WHAT THE EXERCISE ASKS: Transcribe the lines below exactly, beginning with the line that holds "Output the text content of this document." and ending with the final line, both included. Pictures are to be left out.

DATA PROVIDED:
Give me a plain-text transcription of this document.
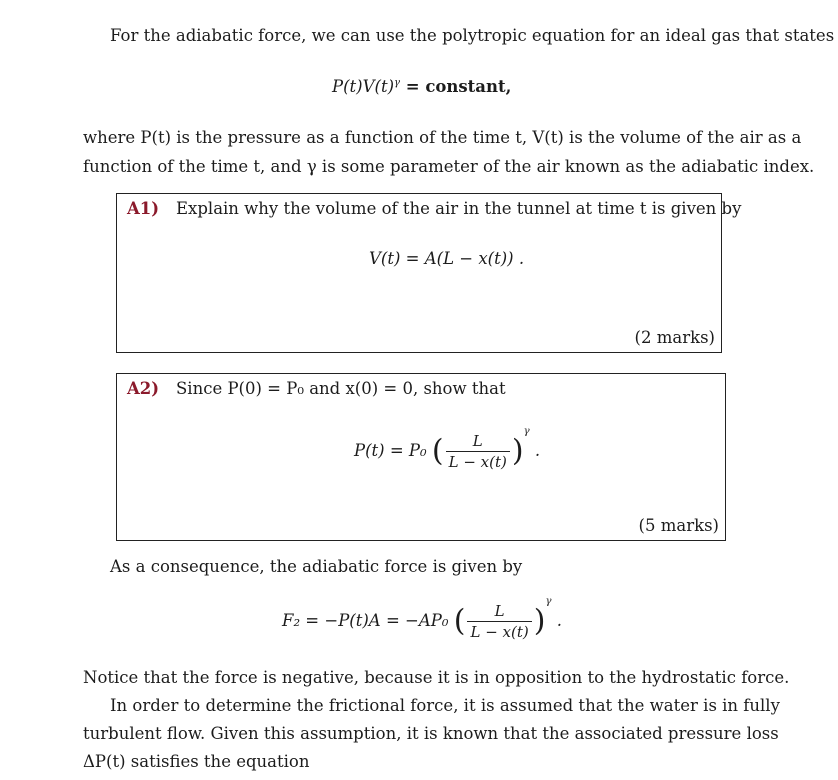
For the adiabatic force, we can use the polytropic equation for an ideal gas that states
$P(t)V(t)^\gamma$ = constant,
where P(t) is the pressure as a function of the time t, V(t) is the volume of the air as a
function of the time t, and γ is some parameter of the air known as the adiabatic index.
A1) Explain why the volume of the air in the tunnel at time t is given by
V(t) = A(L − x(t)) .
(2 marks)
A2) Since P(0) = P₀ and x(0) = 0, show that
P(t) = P₀ ( $\frac{L}{L - x(t)} )^\gamma$ .
(5 marks)
As a consequence, the adiabatic force is given by
F₂ = −P(t)A = −AP₀ ( $\frac{L}{L - x(t)} )^\gamma$ .
Notice that the force is negative, because it is in opposition to the hydrostatic force.
In order to determine the frictional force, it is assumed that the water is in fully
turbulent flow. Given this assumption, it is known that the associated pressure loss
ΔP(t) satisfies the equation
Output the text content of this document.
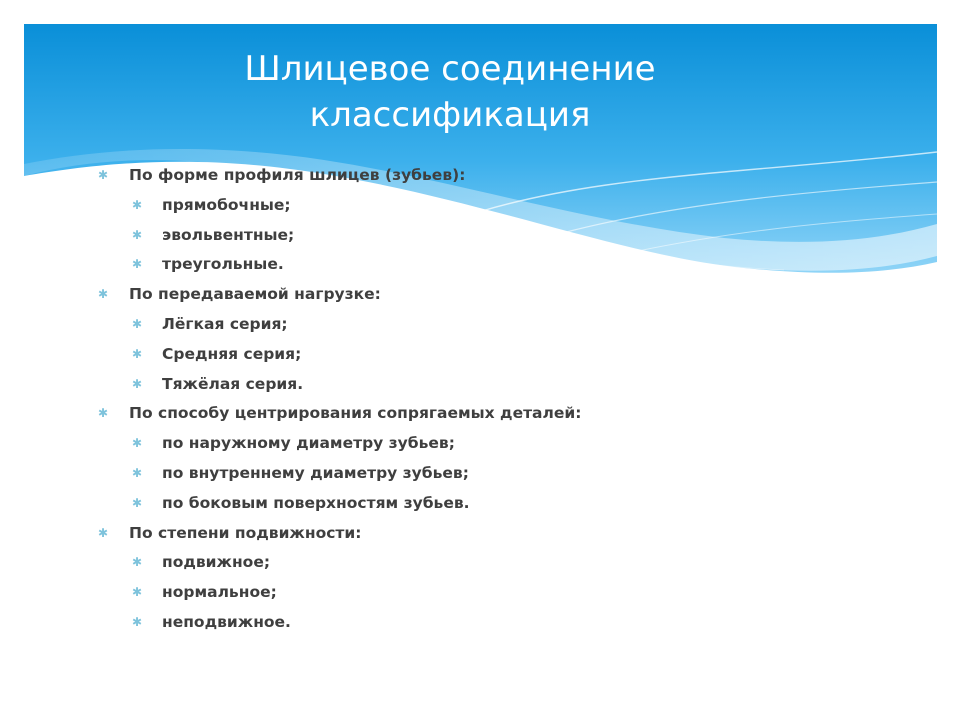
Шлицевое соединение
классификация
✱ По форме профиля шлицев (зубьев):
✱ прямобочные;
✱ эвольвентные;
✱ треугольные.
✱ По передаваемой нагрузке:
✱ Лёгкая серия;
✱ Средняя серия;
✱ Тяжёлая серия.
✱ По способу центрирования сопрягаемых деталей:
✱ по наружному диаметру зубьев;
✱ по внутреннему диаметру зубьев;
✱ по боковым поверхностям зубьев.
✱ По степени подвижности:
✱ подвижное;
✱ нормальное;
✱ неподвижное.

RESPONSE TO THIS EXERCISE:
Output the text content of this document.
Шлицевое соединение
классификация
✱ По форме профиля шлицев (зубьев):
✱ прямобочные;
✱ эвольвентные;
✱ треугольные.
✱ По передаваемой нагрузке:
✱ Лёгкая серия;
✱ Средняя серия;
✱ Тяжёлая серия.
✱ По способу центрирования сопрягаемых деталей:
✱ по наружному диаметру зубьев;
✱ по внутреннему диаметру зубьев;
✱ по боковым поверхностям зубьев.
✱ По степени подвижности:
✱ подвижное;
✱ нормальное;
✱ неподвижное.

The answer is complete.